═══ BRANO DA LEGGERE ═══

# te lo giuro



## intel4

Devo tradurre in inglese _*te lo giuro!*_ in questo contesto: 

Madre: Elena come al solito non hai studiato!
Elena: No, mamma, ho studiato! _*Te lo giuro!* _

In inglese si utilizza la traduzione letterale "_*I swear it to you!*_" o devo necessariamente optare solo per "_*I swear it!*_" senza il pronome indiretto _*to you*_?


----------



## theartichoke

intel4 said:


> In inglese si utilizza la traduzione letterale "_*I swear it to you!*_" o devo necessariamente optare solo per "_*I swear it!*_" senza il pronome indiretto _*to you*_?



Neither, actually: Elena would just say _I swear!_


----------



## intel4

theartichoke said:


> Neither, actually: Elena would just say _I swear!_


Theartichoke, Thank you very much!


----------



## TheCrociato91

Or possibly (in this context): _I swear I did!_


----------



## You little ripper!

_I swear to you! _(without the ‘it’) is also quite common.


----------



## theartichoke

You little ripper! said:


> _I swear to you! _(without the ‘it’) is also quite common.



That sounds a bit odd to me unless something comes after it: _I swear to you that I've done my homework! _But it could be different in Australia, or it could be just me.


----------



## You little ripper!

theartichoke said:


> That sounds a bit odd to me unless something comes after it: _I swear to you that I've done my homework! _But it could be different in Australia, or it could be just me.


The swearing needs to relate to something, but it doesn’t necessarily have to come after it.

_I’ve done my homework. I swear to you!_


----------



## theartichoke

You little ripper! said:


> The swearing needs to relate to something, but it doesn’t necessarily have to come after it.
> 
> _I’ve done my homework. I swear to you!_



That's exactly what sounds odd to me, for whatever reason.


----------



## You little ripper!

theartichoke said:


> That's exactly what sounds odd to me, for whatever reason.

═══ VOCI ═══

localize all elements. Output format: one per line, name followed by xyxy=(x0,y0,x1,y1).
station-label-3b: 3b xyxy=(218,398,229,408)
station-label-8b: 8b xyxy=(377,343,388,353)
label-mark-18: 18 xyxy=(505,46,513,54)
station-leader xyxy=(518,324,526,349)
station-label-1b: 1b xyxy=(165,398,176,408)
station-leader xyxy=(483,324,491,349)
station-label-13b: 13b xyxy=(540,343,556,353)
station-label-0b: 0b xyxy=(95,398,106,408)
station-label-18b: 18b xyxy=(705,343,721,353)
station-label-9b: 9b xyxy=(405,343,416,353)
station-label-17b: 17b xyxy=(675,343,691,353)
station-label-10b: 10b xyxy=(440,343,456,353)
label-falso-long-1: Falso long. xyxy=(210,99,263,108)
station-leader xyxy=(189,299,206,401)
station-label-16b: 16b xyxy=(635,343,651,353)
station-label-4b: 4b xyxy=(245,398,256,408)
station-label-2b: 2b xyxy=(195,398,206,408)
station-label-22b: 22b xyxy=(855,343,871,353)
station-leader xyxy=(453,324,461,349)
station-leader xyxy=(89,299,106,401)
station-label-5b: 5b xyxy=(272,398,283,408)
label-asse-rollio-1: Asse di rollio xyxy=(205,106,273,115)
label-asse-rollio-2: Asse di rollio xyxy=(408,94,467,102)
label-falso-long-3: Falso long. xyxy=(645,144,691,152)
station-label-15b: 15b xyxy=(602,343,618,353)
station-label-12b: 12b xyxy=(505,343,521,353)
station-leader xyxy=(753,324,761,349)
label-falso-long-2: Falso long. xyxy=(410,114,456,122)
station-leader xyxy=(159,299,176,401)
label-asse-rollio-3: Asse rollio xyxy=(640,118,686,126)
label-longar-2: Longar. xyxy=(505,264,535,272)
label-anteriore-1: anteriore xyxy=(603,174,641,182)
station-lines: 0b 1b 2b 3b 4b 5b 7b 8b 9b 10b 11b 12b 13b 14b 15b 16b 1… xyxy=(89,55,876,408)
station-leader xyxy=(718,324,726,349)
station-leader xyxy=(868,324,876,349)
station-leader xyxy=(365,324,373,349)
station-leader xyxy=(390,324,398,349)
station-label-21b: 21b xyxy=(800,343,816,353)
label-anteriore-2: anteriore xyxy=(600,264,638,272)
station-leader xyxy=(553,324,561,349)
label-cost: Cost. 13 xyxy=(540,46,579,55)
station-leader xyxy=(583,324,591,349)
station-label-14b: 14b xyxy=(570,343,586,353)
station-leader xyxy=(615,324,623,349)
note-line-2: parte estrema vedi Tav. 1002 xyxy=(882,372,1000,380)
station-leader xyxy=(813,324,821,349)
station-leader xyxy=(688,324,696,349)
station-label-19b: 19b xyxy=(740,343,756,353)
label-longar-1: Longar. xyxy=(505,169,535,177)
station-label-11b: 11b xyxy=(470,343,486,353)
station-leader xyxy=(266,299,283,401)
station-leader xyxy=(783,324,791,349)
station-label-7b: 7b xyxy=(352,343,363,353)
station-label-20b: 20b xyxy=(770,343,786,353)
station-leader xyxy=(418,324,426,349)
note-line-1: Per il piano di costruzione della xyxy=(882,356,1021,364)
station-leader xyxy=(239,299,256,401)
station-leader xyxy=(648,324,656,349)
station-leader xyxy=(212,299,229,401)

═══
═══ VOCI ═══

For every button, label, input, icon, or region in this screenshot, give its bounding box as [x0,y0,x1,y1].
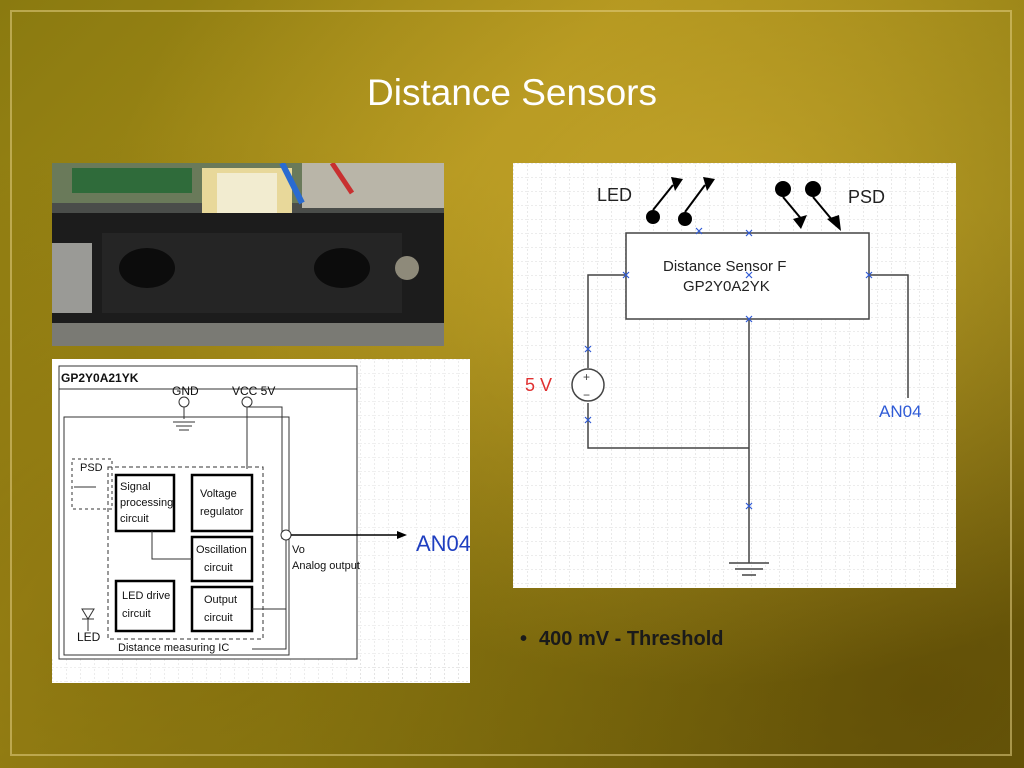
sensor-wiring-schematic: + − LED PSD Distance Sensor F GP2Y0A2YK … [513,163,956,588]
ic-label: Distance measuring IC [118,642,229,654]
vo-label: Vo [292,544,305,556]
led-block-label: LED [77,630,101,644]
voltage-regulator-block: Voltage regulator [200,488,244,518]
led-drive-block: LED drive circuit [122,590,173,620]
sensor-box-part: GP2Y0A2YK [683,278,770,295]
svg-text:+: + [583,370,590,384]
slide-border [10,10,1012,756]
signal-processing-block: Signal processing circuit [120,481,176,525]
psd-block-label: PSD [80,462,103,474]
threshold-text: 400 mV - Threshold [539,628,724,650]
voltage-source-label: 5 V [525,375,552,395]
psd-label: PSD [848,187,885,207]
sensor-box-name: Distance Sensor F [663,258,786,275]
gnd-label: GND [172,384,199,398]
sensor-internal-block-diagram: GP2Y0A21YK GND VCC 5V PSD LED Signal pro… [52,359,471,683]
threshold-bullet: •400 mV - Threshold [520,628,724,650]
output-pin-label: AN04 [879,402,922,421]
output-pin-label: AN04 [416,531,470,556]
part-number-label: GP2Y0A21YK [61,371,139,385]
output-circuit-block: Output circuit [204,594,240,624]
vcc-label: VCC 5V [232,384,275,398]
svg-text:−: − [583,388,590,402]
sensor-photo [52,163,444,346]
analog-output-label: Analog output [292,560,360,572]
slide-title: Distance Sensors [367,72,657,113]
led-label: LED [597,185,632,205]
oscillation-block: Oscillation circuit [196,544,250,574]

═══

- [DA SVOLGERE]
Elenca i nomi utente di tutti coloro che intervengono nella discussione su «te lo giuro», citando ciascuno una sola volta.

- [RISPOSTA]
intel4, theartichoke, TheCrociato91, You little ripper!